DO THIS —
Leave out the pictures and restate the rest of the data exactly.

ENTRIES PROVIDED —

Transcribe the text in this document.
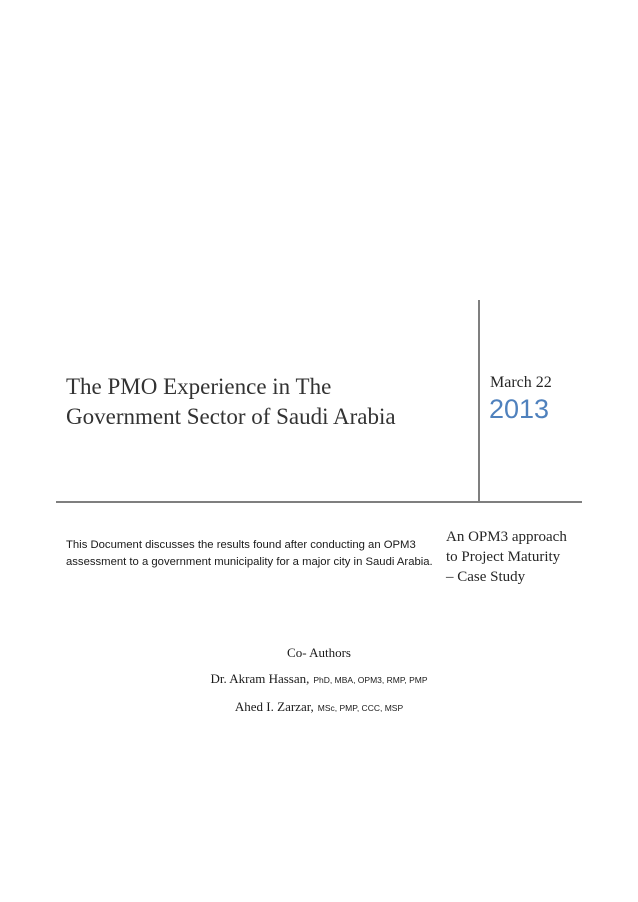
The PMO Experience in The
Government Sector of Saudi Arabia
March 22
2013
This Document discusses the results found after conducting an OPM3
assessment to a government municipality for a major city in Saudi Arabia.
An OPM3 approach
to Project Maturity
– Case Study
Co- Authors
Dr. Akram Hassan, PhD, MBA, OPM3, RMP, PMP
Ahed I. Zarzar, MSc, PMP, CCC, MSP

REPLY TO THE TASK —
Transcribe the text in this document.
The PMO Experience in The
Government Sector of Saudi Arabia
March 22
2013
This Document discusses the results found after conducting an OPM3
assessment to a government municipality for a major city in Saudi Arabia.
An OPM3 approach
to Project Maturity
– Case Study
Co- Authors
Dr. Akram Hassan, PhD, MBA, OPM3, RMP, PMP
Ahed I. Zarzar, MSc, PMP, CCC, MSP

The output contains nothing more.